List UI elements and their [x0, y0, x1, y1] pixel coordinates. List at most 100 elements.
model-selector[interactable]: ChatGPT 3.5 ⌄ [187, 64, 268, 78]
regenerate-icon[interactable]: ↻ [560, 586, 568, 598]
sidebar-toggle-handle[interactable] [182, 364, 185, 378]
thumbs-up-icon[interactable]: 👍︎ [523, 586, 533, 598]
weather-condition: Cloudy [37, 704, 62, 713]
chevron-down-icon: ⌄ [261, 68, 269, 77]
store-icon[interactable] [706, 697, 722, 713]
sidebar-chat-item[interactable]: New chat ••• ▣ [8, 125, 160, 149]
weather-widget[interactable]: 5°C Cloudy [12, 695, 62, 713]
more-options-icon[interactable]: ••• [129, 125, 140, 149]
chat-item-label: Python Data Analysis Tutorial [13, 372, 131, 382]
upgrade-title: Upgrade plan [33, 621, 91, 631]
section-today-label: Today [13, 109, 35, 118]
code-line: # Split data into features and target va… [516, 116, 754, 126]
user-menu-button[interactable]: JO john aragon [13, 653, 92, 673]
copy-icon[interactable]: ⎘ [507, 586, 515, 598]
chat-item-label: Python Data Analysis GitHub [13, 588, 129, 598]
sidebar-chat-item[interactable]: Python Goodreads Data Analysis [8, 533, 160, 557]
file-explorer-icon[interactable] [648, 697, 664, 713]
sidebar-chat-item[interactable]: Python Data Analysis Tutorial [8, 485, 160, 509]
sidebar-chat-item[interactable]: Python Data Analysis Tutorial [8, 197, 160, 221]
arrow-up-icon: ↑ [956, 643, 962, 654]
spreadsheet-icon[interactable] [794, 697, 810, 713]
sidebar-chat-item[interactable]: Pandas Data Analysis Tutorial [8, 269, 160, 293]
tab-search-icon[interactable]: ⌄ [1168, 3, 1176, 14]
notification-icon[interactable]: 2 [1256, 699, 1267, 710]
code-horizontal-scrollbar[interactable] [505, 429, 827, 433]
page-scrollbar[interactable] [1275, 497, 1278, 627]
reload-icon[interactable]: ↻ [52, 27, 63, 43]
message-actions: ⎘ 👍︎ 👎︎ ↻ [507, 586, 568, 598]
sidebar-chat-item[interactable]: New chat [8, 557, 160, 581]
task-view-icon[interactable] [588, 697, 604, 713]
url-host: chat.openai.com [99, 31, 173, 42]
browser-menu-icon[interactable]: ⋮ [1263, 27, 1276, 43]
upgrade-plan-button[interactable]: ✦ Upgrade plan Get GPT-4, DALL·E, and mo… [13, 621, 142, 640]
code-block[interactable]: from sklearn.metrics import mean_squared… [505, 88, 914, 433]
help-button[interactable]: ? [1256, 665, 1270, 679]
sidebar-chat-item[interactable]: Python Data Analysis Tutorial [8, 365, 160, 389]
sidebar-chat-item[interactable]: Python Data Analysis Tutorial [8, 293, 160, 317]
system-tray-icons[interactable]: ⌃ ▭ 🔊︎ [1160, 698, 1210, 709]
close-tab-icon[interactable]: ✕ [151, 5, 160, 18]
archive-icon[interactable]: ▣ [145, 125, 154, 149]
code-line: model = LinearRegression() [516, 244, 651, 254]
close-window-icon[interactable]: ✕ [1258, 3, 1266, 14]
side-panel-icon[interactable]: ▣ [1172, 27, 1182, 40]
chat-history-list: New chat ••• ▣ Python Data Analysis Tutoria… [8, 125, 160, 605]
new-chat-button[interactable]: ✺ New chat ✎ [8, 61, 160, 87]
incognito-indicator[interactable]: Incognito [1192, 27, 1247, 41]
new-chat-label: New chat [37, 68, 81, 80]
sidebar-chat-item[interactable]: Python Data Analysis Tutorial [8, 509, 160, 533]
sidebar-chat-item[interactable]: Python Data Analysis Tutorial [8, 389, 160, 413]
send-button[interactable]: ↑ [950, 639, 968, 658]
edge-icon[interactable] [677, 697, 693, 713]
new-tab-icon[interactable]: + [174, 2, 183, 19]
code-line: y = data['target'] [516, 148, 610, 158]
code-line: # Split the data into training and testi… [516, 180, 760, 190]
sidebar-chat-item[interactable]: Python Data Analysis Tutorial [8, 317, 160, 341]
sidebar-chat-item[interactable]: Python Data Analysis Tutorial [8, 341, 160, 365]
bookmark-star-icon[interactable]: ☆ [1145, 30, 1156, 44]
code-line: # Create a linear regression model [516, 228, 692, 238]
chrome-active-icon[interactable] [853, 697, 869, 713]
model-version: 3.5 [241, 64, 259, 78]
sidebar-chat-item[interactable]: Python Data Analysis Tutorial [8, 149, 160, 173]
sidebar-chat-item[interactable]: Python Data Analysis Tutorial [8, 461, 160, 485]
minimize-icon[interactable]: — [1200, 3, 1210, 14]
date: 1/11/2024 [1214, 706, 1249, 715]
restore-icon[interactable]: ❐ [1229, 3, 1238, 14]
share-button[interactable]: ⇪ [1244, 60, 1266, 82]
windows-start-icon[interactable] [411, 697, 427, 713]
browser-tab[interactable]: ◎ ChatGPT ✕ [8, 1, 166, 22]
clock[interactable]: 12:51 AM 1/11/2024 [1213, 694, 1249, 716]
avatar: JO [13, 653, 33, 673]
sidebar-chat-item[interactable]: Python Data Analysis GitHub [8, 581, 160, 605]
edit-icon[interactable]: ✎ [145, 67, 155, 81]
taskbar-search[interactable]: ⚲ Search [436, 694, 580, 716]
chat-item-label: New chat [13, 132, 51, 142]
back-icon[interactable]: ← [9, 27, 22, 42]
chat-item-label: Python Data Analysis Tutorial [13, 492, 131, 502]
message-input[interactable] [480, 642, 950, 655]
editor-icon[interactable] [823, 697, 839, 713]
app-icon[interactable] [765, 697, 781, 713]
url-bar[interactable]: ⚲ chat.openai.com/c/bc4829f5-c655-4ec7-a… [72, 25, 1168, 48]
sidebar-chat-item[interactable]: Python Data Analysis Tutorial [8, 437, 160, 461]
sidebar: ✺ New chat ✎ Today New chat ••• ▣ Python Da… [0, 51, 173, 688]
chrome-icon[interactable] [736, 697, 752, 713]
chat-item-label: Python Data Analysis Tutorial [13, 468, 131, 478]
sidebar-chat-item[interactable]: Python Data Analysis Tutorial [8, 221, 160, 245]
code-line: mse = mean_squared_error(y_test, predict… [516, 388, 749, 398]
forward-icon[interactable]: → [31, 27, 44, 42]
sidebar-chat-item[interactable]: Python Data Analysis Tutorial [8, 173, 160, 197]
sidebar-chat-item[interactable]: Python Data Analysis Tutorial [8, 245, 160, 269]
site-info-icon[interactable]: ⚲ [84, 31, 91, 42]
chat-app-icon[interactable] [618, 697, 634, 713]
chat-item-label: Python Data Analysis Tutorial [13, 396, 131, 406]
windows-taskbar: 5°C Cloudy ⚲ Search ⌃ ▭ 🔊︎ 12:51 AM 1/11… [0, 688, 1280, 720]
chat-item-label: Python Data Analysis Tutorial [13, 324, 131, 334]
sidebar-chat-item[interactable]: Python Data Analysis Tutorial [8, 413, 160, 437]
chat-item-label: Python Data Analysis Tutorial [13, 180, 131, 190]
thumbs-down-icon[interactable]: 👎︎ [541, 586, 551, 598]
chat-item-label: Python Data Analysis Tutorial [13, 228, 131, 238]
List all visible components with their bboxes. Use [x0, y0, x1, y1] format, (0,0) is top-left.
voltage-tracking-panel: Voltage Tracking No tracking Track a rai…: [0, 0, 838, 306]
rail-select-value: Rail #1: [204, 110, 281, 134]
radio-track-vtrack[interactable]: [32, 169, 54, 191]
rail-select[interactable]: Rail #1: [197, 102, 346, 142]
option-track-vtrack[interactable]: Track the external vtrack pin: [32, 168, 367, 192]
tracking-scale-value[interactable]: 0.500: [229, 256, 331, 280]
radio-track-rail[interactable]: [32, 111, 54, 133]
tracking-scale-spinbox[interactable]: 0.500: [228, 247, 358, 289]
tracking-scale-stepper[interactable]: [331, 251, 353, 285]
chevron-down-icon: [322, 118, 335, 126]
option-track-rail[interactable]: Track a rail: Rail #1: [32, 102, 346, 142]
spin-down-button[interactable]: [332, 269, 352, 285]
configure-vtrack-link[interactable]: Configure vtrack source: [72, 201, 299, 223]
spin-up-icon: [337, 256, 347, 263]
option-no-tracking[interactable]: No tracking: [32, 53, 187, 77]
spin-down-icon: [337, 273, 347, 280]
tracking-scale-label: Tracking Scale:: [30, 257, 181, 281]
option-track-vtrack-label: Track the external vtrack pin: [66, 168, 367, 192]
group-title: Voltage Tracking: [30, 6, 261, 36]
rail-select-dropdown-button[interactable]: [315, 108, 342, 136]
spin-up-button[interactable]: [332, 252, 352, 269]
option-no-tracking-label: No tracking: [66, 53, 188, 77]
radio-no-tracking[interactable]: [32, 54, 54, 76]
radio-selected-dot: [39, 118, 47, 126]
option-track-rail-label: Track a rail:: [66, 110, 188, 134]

__Your objective__. Copy the rows above exactly, from the first row through the row containing "chevron-down-icon: ⌄ [261, 68, 269, 77]", both included.

__Result below__.
List UI elements and their [x0, y0, x1, y1] pixel coordinates. List at most 100 elements.
model-selector[interactable]: ChatGPT 3.5 ⌄ [187, 64, 268, 78]
regenerate-icon[interactable]: ↻ [560, 586, 568, 598]
sidebar-toggle-handle[interactable] [182, 364, 185, 378]
thumbs-up-icon[interactable]: 👍︎ [523, 586, 533, 598]
weather-condition: Cloudy [37, 704, 62, 713]
chevron-down-icon: ⌄ [261, 68, 269, 77]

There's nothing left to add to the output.